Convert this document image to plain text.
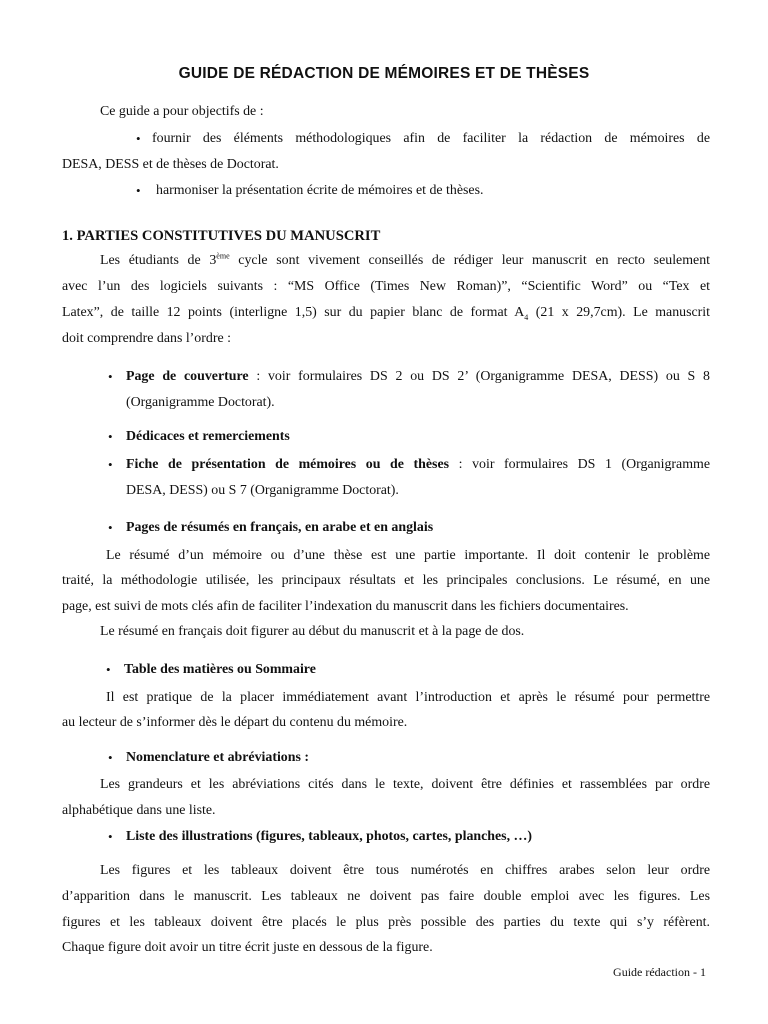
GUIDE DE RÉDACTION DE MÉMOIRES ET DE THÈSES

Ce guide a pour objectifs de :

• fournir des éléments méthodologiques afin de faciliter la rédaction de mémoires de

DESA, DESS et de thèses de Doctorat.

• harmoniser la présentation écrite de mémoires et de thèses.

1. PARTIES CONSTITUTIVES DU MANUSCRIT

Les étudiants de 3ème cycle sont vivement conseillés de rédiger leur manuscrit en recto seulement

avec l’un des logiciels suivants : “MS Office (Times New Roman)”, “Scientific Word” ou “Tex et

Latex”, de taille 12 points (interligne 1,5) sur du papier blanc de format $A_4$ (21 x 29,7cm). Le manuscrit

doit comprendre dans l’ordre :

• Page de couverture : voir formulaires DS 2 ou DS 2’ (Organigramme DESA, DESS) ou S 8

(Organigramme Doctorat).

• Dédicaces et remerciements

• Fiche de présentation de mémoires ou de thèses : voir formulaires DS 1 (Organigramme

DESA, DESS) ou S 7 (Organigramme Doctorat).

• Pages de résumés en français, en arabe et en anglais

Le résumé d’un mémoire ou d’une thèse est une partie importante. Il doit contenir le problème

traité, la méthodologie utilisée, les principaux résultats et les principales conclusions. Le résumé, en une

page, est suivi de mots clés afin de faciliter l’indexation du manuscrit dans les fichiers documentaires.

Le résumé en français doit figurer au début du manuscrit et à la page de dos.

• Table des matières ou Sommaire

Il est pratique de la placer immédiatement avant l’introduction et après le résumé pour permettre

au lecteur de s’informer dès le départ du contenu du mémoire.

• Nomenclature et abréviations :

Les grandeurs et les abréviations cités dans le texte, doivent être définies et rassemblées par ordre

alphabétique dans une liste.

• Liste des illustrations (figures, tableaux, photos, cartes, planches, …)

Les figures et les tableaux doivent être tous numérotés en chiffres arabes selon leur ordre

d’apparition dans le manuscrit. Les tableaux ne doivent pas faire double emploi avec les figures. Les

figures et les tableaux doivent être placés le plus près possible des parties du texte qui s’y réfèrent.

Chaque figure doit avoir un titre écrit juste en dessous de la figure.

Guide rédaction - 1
#####
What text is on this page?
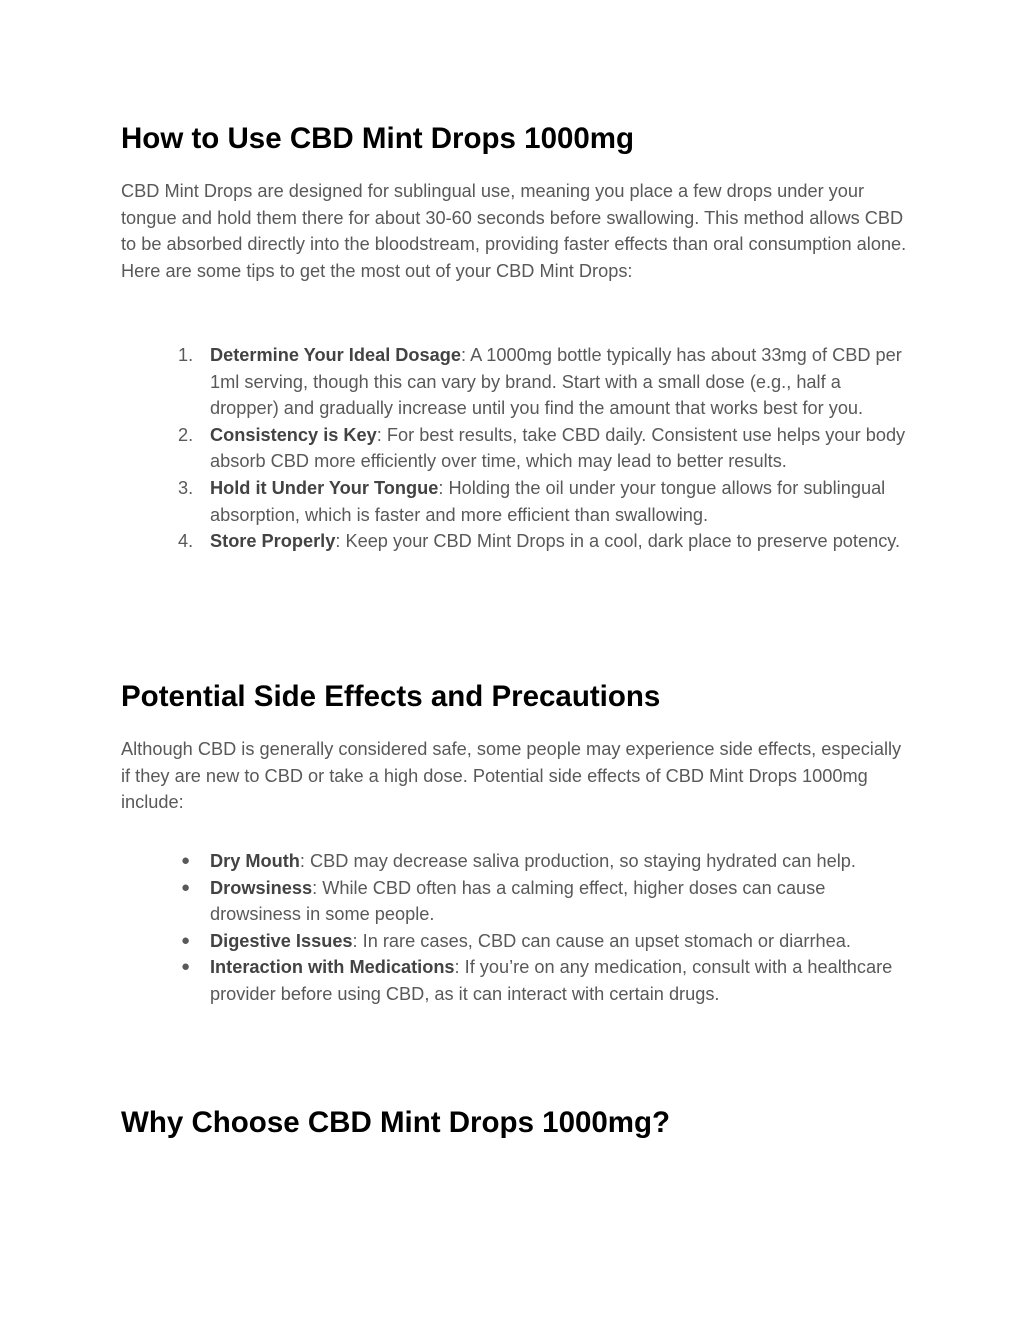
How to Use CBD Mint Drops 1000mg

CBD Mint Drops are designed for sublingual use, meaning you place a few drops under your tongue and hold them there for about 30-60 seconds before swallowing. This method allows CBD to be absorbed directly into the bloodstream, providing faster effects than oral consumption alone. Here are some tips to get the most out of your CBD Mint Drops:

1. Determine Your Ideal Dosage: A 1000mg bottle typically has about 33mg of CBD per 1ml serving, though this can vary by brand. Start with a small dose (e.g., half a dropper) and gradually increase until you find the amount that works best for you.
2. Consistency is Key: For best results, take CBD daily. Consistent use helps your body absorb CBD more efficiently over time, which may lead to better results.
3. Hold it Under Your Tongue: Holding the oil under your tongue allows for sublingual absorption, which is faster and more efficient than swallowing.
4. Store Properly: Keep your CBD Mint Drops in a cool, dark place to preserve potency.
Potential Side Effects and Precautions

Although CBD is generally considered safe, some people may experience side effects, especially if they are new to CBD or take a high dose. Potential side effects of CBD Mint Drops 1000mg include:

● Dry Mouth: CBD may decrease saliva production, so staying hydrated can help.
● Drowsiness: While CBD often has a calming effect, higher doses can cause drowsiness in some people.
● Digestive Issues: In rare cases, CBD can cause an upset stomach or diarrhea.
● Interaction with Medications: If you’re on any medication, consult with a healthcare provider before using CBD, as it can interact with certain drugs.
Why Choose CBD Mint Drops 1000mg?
#####
* _INSTRUCTION_:
Show every line of the records above that contains the word "abréviations".

* _REPLY_:
• Nomenclature et abréviations :
Les grandeurs et les abréviations cités dans le texte, doivent être définies et rassemblées par ordre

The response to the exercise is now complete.